(SET TASK):
Omit all pictures. Copy the rest of the material exactly.

===== DATA ROWS

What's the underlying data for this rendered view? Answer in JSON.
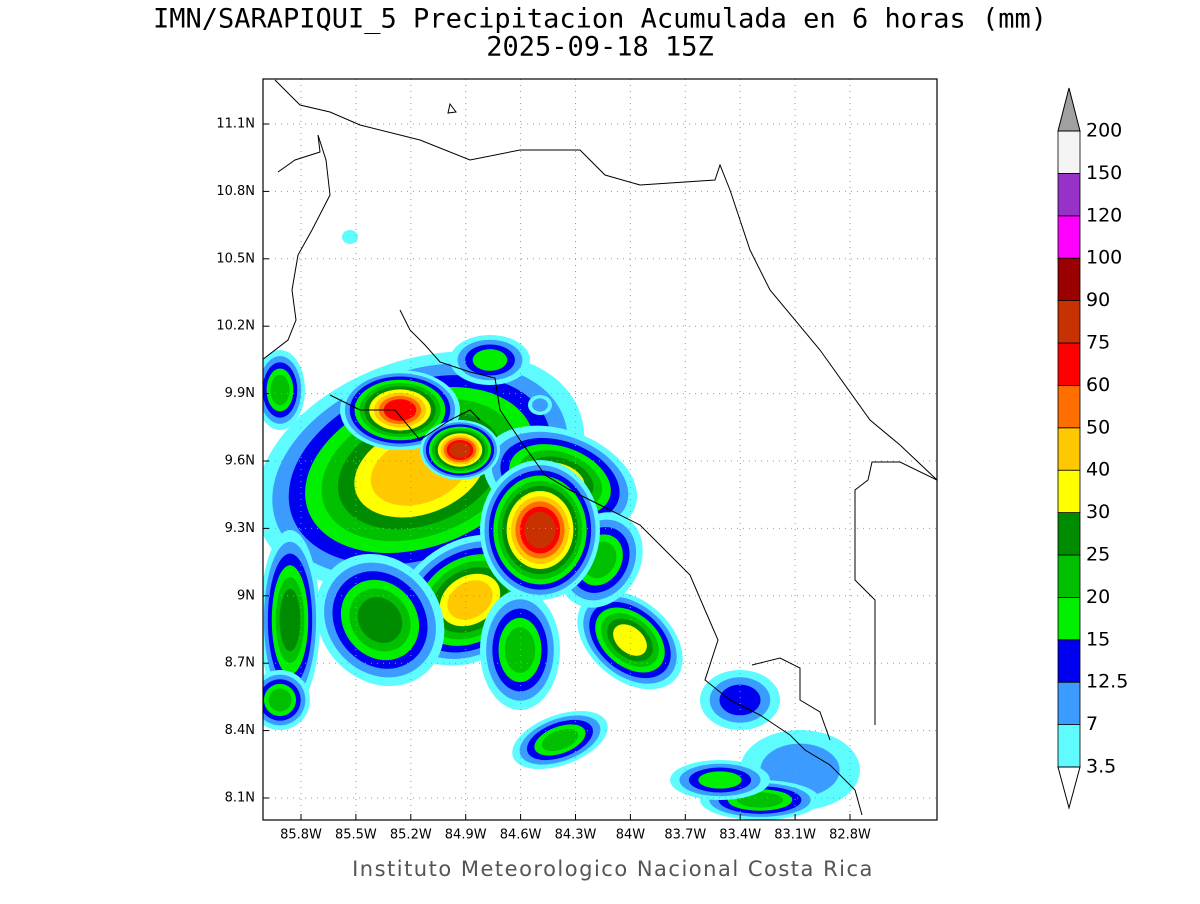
{
  "title": "IMN/SARAPIQUI_5 Precipitacion Acumulada en 6 horas (mm)",
  "subtitle": "2025-09-18 15Z",
  "lat_labels": [
    "11.1N",
    "10.8N",
    "10.5N",
    "10.2N",
    "9.9N",
    "9.6N",
    "9.3N",
    "9N",
    "8.7N",
    "8.4N",
    "8.1N"
  ],
  "lon_labels": [
    "85.8W",
    "85.5W",
    "85.2W",
    "84.9W",
    "84.6W",
    "84.3W",
    "84W",
    "83.7W",
    "83.4W",
    "83.1W",
    "82.8W"
  ],
  "colorbar": {
    "labels": [
      "3.5",
      "7",
      "12.5",
      "15",
      "20",
      "25",
      "30",
      "40",
      "50",
      "60",
      "75",
      "90",
      "100",
      "120",
      "150",
      "200"
    ],
    "under_color": "#ffffff",
    "colors": [
      "#5ffcff",
      "#3c9bff",
      "#0000f0",
      "#00f000",
      "#00c000",
      "#008c00",
      "#ffff00",
      "#ffc800",
      "#ff6e00",
      "#ff0000",
      "#c83200",
      "#9b0000",
      "#ff00ff",
      "#9632c8",
      "#f4f4f4"
    ],
    "over_color": "#a0a0a0"
  },
  "footer": "Instituto Meteorologico Nacional Costa Rica"
}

==========

(ANSWER IN FULL):
What's the underlying data for this rendered view? Answer in JSON.
{
  "title": "IMN/SARAPIQUI_5 Precipitacion Acumulada en 6 horas (mm)",
  "subtitle": "2025-09-18 15Z",
  "lat_labels": [
    "11.1N",
    "10.8N",
    "10.5N",
    "10.2N",
    "9.9N",
    "9.6N",
    "9.3N",
    "9N",
    "8.7N",
    "8.4N",
    "8.1N"
  ],
  "lon_labels": [
    "85.8W",
    "85.5W",
    "85.2W",
    "84.9W",
    "84.6W",
    "84.3W",
    "84W",
    "83.7W",
    "83.4W",
    "83.1W",
    "82.8W"
  ],
  "colorbar": {
    "labels": [
      "3.5",
      "7",
      "12.5",
      "15",
      "20",
      "25",
      "30",
      "40",
      "50",
      "60",
      "75",
      "90",
      "100",
      "120",
      "150",
      "200"
    ],
    "under_color": "#ffffff",
    "colors": [
      "#5ffcff",
      "#3c9bff",
      "#0000f0",
      "#00f000",
      "#00c000",
      "#008c00",
      "#ffff00",
      "#ffc800",
      "#ff6e00",
      "#ff0000",
      "#c83200",
      "#9b0000",
      "#ff00ff",
      "#9632c8",
      "#f4f4f4"
    ],
    "over_color": "#a0a0a0"
  },
  "footer": "Instituto Meteorologico Nacional Costa Rica"
}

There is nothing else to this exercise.